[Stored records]

▬▬▬▬▬▬▬▬▬▬

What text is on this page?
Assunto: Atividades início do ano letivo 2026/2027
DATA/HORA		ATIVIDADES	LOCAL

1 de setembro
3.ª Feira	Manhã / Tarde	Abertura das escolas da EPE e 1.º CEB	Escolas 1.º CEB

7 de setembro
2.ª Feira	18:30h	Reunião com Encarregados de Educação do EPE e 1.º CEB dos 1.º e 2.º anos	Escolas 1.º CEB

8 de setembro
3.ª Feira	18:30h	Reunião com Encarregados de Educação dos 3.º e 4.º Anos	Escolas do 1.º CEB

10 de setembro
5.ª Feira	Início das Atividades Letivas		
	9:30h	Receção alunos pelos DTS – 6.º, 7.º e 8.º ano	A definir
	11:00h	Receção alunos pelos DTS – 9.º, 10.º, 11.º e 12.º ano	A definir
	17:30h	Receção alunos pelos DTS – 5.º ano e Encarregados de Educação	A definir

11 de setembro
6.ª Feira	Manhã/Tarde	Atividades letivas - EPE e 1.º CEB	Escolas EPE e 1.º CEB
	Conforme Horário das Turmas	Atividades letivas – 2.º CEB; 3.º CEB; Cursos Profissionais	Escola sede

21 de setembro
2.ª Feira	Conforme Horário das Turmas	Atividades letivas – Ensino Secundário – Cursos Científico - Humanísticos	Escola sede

▬▬▬▬▬▬▬▬▬▬

Problem statement:
Out of the material above, gather each line where "setembro" appears.

Solution for this problem:
1 de setembro
7 de setembro
8 de setembro
10 de setembro
11 de setembro
21 de setembro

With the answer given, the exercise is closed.